##### Records to use

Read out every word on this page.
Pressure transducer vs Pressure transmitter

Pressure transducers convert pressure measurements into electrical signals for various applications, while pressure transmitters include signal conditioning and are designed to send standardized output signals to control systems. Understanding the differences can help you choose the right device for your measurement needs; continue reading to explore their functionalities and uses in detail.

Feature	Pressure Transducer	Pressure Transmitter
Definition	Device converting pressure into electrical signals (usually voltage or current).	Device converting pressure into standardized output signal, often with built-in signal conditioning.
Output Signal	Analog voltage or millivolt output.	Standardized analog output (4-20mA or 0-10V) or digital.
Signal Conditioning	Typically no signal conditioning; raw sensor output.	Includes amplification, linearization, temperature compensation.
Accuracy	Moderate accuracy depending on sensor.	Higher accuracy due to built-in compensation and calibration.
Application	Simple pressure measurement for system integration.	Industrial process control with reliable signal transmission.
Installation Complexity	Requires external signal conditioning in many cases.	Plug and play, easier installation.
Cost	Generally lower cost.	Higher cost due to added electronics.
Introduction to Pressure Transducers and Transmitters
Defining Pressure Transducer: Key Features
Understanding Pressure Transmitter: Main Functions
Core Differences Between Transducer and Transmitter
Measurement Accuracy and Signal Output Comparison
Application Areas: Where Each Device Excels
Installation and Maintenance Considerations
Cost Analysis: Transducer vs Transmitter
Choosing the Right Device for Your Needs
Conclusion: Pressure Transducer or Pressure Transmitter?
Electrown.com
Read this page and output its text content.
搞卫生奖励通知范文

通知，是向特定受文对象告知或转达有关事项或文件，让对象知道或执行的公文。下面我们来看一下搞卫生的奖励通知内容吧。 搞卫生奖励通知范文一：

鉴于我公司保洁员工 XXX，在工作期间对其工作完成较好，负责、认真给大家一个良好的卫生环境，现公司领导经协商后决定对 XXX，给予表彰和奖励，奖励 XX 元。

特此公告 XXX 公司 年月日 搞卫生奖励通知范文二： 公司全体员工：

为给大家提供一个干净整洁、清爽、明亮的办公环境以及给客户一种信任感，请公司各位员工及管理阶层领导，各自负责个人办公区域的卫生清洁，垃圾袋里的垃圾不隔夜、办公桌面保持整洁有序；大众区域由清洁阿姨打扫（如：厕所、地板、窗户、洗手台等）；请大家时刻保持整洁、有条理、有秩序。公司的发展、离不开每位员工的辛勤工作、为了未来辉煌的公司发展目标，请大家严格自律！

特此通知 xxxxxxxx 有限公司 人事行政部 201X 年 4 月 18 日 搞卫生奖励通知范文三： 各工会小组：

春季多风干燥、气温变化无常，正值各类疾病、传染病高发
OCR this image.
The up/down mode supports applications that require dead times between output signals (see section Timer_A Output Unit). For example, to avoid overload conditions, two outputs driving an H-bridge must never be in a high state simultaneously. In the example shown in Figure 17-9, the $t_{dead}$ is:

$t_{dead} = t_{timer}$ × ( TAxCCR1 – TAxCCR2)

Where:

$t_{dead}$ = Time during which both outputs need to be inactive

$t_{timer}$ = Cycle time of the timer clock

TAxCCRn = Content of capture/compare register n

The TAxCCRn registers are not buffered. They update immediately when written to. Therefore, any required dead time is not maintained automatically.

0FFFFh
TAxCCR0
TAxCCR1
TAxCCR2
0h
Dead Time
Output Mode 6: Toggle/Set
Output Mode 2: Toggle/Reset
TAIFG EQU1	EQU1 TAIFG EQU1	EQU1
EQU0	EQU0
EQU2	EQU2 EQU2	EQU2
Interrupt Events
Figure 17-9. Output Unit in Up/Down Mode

##########

### Aim:
Your task is to repeat every entry exactly.

### Full answer:
Read out every word on this page.
Pressure transducer vs Pressure transmitter

Pressure transducers convert pressure measurements into electrical signals for various applications, while pressure transmitters include signal conditioning and are designed to send standardized output signals to control systems. Understanding the differences can help you choose the right device for your measurement needs; continue reading to explore their functionalities and uses in detail.

Feature	Pressure Transducer	Pressure Transmitter
Definition	Device converting pressure into electrical signals (usually voltage or current).	Device converting pressure into standardized output signal, often with built-in signal conditioning.
Output Signal	Analog voltage or millivolt output.	Standardized analog output (4-20mA or 0-10V) or digital.
Signal Conditioning	Typically no signal conditioning; raw sensor output.	Includes amplification, linearization, temperature compensation.
Accuracy	Moderate accuracy depending on sensor.	Higher accuracy due to built-in compensation and calibration.
Application	Simple pressure measurement for system integration.	Industrial process control with reliable signal transmission.
Installation Complexity	Requires external signal conditioning in many cases.	Plug and play, easier installation.
Cost	Generally lower cost.	Higher cost due to added electronics.
Introduction to Pressure Transducers and Transmitters
Defining Pressure Transducer: Key Features
Understanding Pressure Transmitter: Main Functions
Core Differences Between Transducer and Transmitter
Measurement Accuracy and Signal Output Comparison
Application Areas: Where Each Device Excels
Installation and Maintenance Considerations
Cost Analysis: Transducer vs Transmitter
Choosing the Right Device for Your Needs
Conclusion: Pressure Transducer or Pressure Transmitter?
Electrown.com
Read this page and output its text content.
搞卫生奖励通知范文

通知，是向特定受文对象告知或转达有关事项或文件，让对象知道或执行的公文。下面我们来看一下搞卫生的奖励通知内容吧。 搞卫生奖励通知范文一：

鉴于我公司保洁员工 XXX，在工作期间对其工作完成较好，负责、认真给大家一个良好的卫生环境，现公司领导经协商后决定对 XXX，给予表彰和奖励，奖励 XX 元。

特此公告 XXX 公司 年月日 搞卫生奖励通知范文二： 公司全体员工：

为给大家提供一个干净整洁、清爽、明亮的办公环境以及给客户一种信任感，请公司各位员工及管理阶层领导，各自负责个人办公区域的卫生清洁，垃圾袋里的垃圾不隔夜、办公桌面保持整洁有序；大众区域由清洁阿姨打扫（如：厕所、地板、窗户、洗手台等）；请大家时刻保持整洁、有条理、有秩序。公司的发展、离不开每位员工的辛勤工作、为了未来辉煌的公司发展目标，请大家严格自律！

特此通知 xxxxxxxx 有限公司 人事行政部 201X 年 4 月 18 日 搞卫生奖励通知范文三： 各工会小组：

春季多风干燥、气温变化无常，正值各类疾病、传染病高发
OCR this image.
The up/down mode supports applications that require dead times between output signals (see section Timer_A Output Unit). For example, to avoid overload conditions, two outputs driving an H-bridge must never be in a high state simultaneously. In the example shown in Figure 17-9, the $t_{dead}$ is:

$t_{dead} = t_{timer}$ × ( TAxCCR1 – TAxCCR2)

Where:

$t_{dead}$ = Time during which both outputs need to be inactive

$t_{timer}$ = Cycle time of the timer clock

TAxCCRn = Content of capture/compare register n

The TAxCCRn registers are not buffered. They update immediately when written to. Therefore, any required dead time is not maintained automatically.

0FFFFh
TAxCCR0
TAxCCR1
TAxCCR2
0h
Dead Time
Output Mode 6: Toggle/Set
Output Mode 2: Toggle/Reset
TAIFG EQU1	EQU1 TAIFG EQU1	EQU1
EQU0	EQU0
EQU2	EQU2 EQU2	EQU2
Interrupt Events
Figure 17-9. Output Unit in Up/Down Mode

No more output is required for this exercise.